Items from a figure collection

((

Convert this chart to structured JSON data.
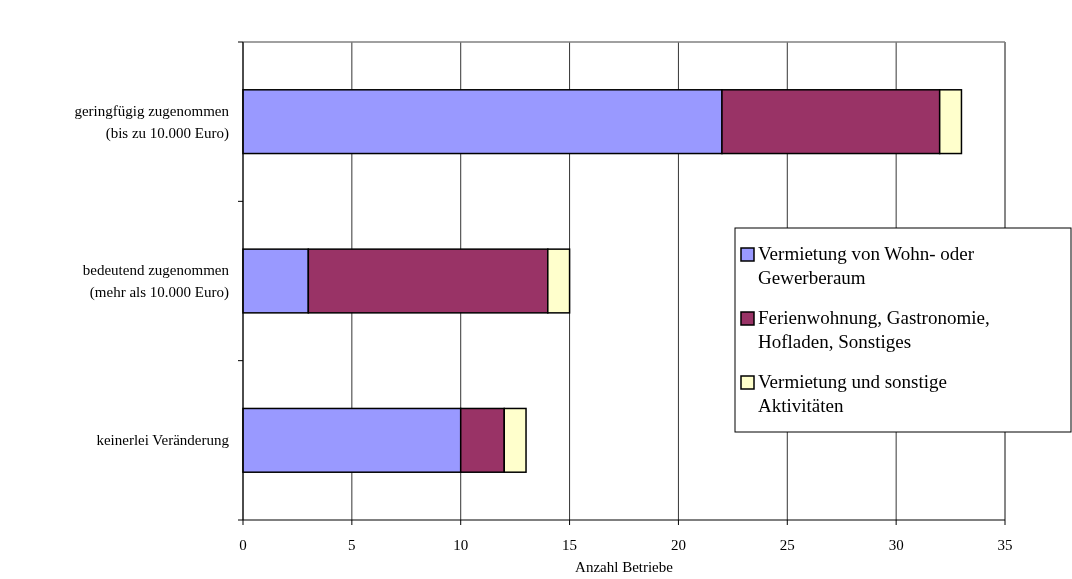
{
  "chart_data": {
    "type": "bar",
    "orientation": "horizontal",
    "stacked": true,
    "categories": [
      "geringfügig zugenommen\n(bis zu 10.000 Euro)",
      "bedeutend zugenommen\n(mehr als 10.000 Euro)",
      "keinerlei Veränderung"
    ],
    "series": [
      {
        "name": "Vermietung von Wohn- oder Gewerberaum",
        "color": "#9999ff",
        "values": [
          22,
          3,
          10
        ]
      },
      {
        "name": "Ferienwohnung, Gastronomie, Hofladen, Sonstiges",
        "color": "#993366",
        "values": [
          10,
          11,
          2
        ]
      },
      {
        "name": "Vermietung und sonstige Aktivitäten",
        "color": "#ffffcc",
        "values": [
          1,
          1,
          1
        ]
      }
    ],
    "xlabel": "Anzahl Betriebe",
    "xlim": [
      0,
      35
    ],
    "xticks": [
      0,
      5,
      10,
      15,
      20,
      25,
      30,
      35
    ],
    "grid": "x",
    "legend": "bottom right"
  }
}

))

Activity:
Each record above is to be copied exactly. Drop the pictures.

Reply:
Convert this chart to structured JSON data.
{
  "chart_data": {
    "type": "bar",
    "orientation": "horizontal",
    "stacked": true,
    "categories": [
      "geringfügig zugenommen\n(bis zu 10.000 Euro)",
      "bedeutend zugenommen\n(mehr als 10.000 Euro)",
      "keinerlei Veränderung"
    ],
    "series": [
      {
        "name": "Vermietung von Wohn- oder Gewerberaum",
        "color": "#9999ff",
        "values": [
          22,
          3,
          10
        ]
      },
      {
        "name": "Ferienwohnung, Gastronomie, Hofladen, Sonstiges",
        "color": "#993366",
        "values": [
          10,
          11,
          2
        ]
      },
      {
        "name": "Vermietung und sonstige Aktivitäten",
        "color": "#ffffcc",
        "values": [
          1,
          1,
          1
        ]
      }
    ],
    "xlabel": "Anzahl Betriebe",
    "xlim": [
      0,
      35
    ],
    "xticks": [
      0,
      5,
      10,
      15,
      20,
      25,
      30,
      35
    ],
    "grid": "x",
    "legend": "bottom right"
  }
}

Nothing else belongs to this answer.